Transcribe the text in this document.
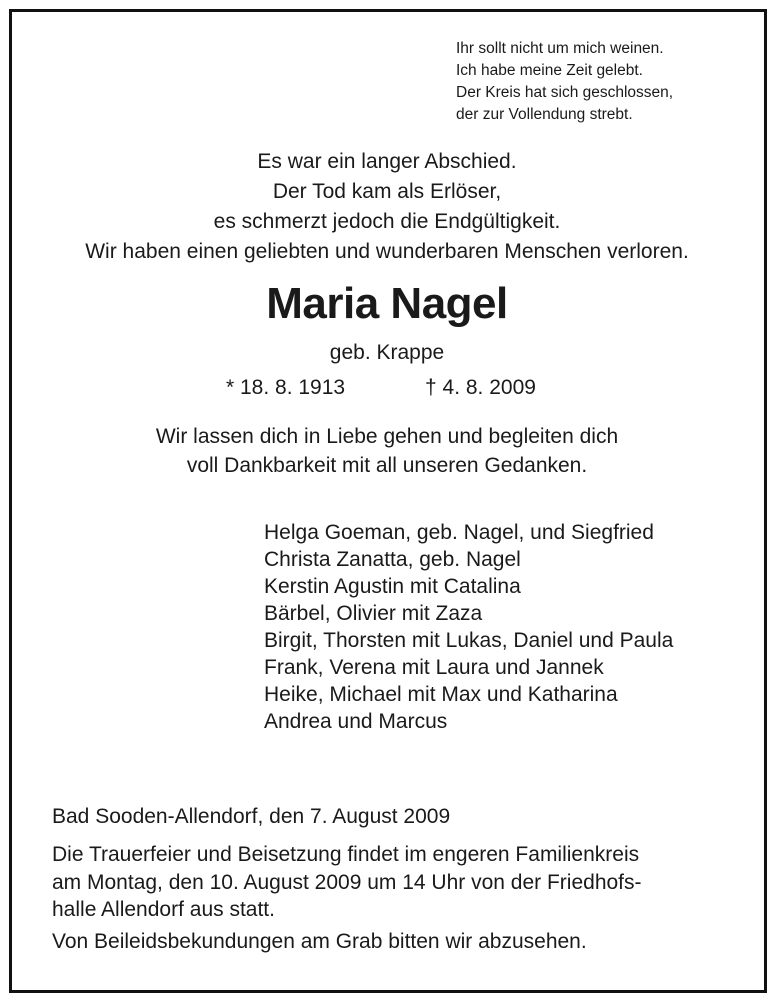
Ihr sollt nicht um mich weinen.
Ich habe meine Zeit gelebt.
Der Kreis hat sich geschlossen,
der zur Vollendung strebt.
Es war ein langer Abschied.
Der Tod kam als Erlöser,
es schmerzt jedoch die Endgültigkeit.
Wir haben einen geliebten und wunderbaren Menschen verloren.
Maria Nagel
geb. Krappe
* 18. 8. 1913	† 4. 8. 2009
Wir lassen dich in Liebe gehen und begleiten dich
voll Dankbarkeit mit all unseren Gedanken.
Helga Goeman, geb. Nagel, und Siegfried
Christa Zanatta, geb. Nagel
Kerstin Agustin mit Catalina
Bärbel, Olivier mit Zaza
Birgit, Thorsten mit Lukas, Daniel und Paula
Frank, Verena mit Laura und Jannek
Heike, Michael mit Max und Katharina
Andrea und Marcus
Bad Sooden-Allendorf, den 7. August 2009
Die Trauerfeier und Beisetzung findet im engeren Familienkreis
am Montag, den 10. August 2009 um 14 Uhr von der Friedhofs-
halle Allendorf aus statt.
Von Beileidsbekundungen am Grab bitten wir abzusehen.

------------

• **SET TASK**:
Where a line holds the string "Allendorf", copy that line.

• **FULL SOLUTION**:
Bad Sooden-Allendorf, den 7. August 2009
halle Allendorf aus statt.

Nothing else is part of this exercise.